Лондонский воздух с его частыми туманами и постоянным смогом восхищал художника разнообразием эффектов. Моне даже поражался слепоте английских живописцев, не пользовавшихся художественными преимуществами своей столицы. К одним из них он безусловно относил дым фабричных труб, попавших и на эту картину. Уродливый признак индустриальной цивилизации, достигшей на рубеже веков своего расцвета, придает лондонской атмосфере ядовитый, неземной, потусторонний колорит, но и он красит полотно.

Мы привыкли восхищаться воздушностью импрессионистских картин - им первым удалось сделать видимым воздух. У Моне он непрозрачен. Над мостом Ватерлоо сгустились испарения громадного города, и эти миазмы, мешая солнечному лучу, позволяет художнику лучше проследить за приключениями его главного героя - света. Он с трудом пробивается сквозь плотную воздушную среду, чтобы утонуть в братской стихии воды, которая служит тут своего рода "светоприемником", зеленым аккумулятором излучения, упорно заряжающимся от солнечной энергии.

Чем пристальнее я разглядывал "Вид на мост Ватерлоо", тем больше поражался его несовместимыми свойствами - зыбкостью и монументальностью. В картине нет ничего основательного, постоянного, окончательного. Даже каменный мост кажется подвижной и условной границей, отделяющей, как во второй день творения, "воды от тверди" - реку от неба. Однако причудливая драма света производит не мимолетное, а величественное впечатление. Помещая зрителя в самый центр современного города, Моне растворяет приметы своего времени в наплывах красок. Это - мистерия рождения мира, вырванная из земного календаря. Но это - и портрет одного неповторимого мгновения.

В отличие от почти всех своих коллег, Клод Моне был невербальным художником. Он не любил объяснять словами то, что делал красками. И все-таки именно ему принадлежит самое глубокое определение импрессионизма.

Суть задания: Перепишите слово в слово весь текст выше о картине Моне «Вид на мост Ватерлоо».

Показанные пункты:
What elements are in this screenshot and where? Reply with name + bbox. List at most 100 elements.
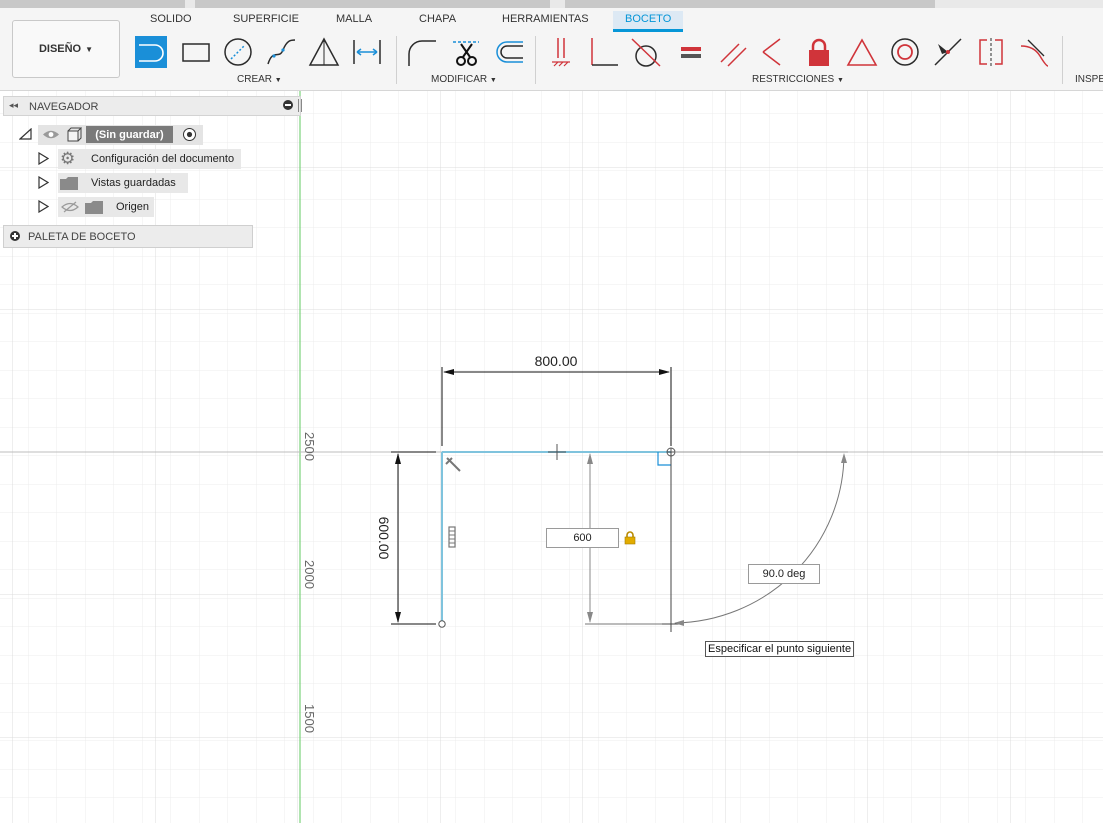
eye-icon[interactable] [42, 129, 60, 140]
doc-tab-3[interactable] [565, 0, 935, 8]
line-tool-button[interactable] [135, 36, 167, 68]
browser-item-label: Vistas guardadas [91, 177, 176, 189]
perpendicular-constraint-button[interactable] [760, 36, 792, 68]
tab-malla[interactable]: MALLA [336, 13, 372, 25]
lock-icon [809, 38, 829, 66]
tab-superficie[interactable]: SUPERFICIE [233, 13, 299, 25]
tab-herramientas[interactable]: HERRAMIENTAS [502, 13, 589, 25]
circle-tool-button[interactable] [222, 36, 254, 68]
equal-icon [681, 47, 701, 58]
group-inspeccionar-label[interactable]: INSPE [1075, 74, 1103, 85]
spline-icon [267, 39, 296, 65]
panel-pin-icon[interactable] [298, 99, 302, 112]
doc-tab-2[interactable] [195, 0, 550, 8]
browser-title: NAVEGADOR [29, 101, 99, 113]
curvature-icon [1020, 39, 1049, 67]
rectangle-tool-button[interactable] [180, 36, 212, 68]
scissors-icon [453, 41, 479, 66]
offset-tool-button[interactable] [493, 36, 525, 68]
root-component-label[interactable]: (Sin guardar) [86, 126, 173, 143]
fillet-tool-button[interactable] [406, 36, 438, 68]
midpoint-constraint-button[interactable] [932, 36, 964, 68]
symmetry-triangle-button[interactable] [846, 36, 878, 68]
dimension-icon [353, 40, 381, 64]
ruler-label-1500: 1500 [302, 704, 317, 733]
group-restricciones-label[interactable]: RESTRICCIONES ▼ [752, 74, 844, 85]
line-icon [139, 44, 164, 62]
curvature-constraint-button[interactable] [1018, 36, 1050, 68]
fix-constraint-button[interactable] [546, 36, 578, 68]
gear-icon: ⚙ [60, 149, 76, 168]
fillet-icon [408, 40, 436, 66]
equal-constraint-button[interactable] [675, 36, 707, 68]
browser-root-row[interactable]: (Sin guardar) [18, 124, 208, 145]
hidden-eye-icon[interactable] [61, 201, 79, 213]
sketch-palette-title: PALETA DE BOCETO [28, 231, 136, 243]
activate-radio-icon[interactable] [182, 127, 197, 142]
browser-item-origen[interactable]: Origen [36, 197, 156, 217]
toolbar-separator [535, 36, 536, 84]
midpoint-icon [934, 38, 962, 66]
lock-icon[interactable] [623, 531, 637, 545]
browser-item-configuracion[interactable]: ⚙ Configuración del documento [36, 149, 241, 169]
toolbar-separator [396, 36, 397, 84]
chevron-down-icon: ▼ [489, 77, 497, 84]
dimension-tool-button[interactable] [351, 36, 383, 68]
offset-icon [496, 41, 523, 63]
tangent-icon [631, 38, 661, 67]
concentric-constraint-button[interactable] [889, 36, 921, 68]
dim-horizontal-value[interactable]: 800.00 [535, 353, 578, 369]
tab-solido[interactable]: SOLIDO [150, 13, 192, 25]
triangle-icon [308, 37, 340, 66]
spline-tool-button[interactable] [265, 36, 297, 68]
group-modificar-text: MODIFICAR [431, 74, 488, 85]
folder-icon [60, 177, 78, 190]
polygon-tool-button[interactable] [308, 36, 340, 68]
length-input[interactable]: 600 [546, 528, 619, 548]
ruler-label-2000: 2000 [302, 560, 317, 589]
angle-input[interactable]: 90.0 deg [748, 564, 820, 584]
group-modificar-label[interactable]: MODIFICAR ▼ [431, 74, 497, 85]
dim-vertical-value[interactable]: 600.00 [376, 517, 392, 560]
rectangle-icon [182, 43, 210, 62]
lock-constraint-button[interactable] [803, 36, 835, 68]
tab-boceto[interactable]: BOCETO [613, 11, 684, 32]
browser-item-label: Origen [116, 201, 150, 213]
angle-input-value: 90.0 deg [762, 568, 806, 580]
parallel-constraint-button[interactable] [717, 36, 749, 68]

Письменный ответ:
Лондонский воздух с его частыми туманами и постоянным смогом восхищал художника разнообразием эффектов. Моне даже поражался слепоте английских живописцев, не пользовавшихся художественными преимуществами своей столицы. К одним из них он безусловно относил дым фабричных труб, попавших и на эту картину. Уродливый признак индустриальной цивилизации, достигшей на рубеже веков своего расцвета, придает лондонской атмосфере ядовитый, неземной, потусторонний колорит, но и он красит полотно.

Мы привыкли восхищаться воздушностью импрессионистских картин - им первым удалось сделать видимым воздух. У Моне он непрозрачен. Над мостом Ватерлоо сгустились испарения громадного города, и эти миазмы, мешая солнечному лучу, позволяет художнику лучше проследить за приключениями его главного героя - света. Он с трудом пробивается сквозь плотную воздушную среду, чтобы утонуть в братской стихии воды, которая служит тут своего рода "светоприемником", зеленым аккумулятором излучения, упорно заряжающимся от солнечной энергии.

Чем пристальнее я разглядывал "Вид на мост Ватерлоо", тем больше поражался его несовместимыми свойствами - зыбкостью и монументальностью. В картине нет ничего основательного, постоянного, окончательного. Даже каменный мост кажется подвижной и условной границей, отделяющей, как во второй день творения, "воды от тверди" - реку от неба. Однако причудливая драма света производит не мимолетное, а величественное впечатление. Помещая зрителя в самый центр современного города, Моне растворяет приметы своего времени в наплывах красок. Это - мистерия рождения мира, вырванная из земного календаря. Но это - и портрет одного неповторимого мгновения.

В отличие от почти всех своих коллег, Клод Моне был невербальным художником. Он не любил объяснять словами то, что делал красками. И все-таки именно ему принадлежит самое глубокое определение импрессионизма.